Some records

+++

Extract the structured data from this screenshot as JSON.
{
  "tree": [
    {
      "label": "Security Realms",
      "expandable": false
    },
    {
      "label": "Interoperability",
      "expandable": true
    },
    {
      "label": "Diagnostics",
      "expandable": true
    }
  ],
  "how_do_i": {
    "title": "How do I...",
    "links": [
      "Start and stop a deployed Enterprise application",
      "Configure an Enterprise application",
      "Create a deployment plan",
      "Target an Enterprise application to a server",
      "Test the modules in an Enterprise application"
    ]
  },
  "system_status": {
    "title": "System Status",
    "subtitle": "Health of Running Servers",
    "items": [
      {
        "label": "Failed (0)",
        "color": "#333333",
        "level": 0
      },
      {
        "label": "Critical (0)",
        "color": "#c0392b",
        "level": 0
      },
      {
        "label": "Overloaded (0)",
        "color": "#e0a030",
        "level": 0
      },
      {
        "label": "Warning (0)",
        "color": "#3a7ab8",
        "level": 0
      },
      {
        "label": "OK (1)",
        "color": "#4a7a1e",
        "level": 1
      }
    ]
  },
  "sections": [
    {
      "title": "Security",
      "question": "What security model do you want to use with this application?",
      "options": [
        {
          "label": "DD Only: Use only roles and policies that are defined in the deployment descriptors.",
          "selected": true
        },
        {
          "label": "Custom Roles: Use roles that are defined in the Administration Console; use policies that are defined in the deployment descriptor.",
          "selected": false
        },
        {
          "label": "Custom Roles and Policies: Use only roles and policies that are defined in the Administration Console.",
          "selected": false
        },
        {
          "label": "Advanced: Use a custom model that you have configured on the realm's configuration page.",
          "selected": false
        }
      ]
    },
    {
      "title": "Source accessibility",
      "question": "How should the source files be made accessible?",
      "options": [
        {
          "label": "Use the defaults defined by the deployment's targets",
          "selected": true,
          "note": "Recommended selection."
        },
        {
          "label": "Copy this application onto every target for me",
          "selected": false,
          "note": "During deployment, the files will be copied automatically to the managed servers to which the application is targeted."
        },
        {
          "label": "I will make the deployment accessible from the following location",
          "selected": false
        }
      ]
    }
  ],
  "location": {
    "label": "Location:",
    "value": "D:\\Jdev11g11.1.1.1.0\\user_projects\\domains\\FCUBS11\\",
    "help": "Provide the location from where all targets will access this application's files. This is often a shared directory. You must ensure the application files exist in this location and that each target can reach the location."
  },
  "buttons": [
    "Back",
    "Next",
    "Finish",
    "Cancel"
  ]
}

+++

■ What is needed ■
Which lines include "deployment"? Copy each of them out.

■ Reply to the exercise ■
      "Create a deployment plan",
          "label": "DD Only: Use only roles and policies that are defined in the deployment descriptors.",
          "label": "Custom Roles: Use roles that are defined in the Administration Console; use policies that are defined in the deployment descriptor.",
          "label": "Use the defaults defined by the deployment's targets",
          "note": "During deployment, the files will be copied automatically to the managed servers to which the application is targeted."
          "label": "I will make the deployment accessible from the following location",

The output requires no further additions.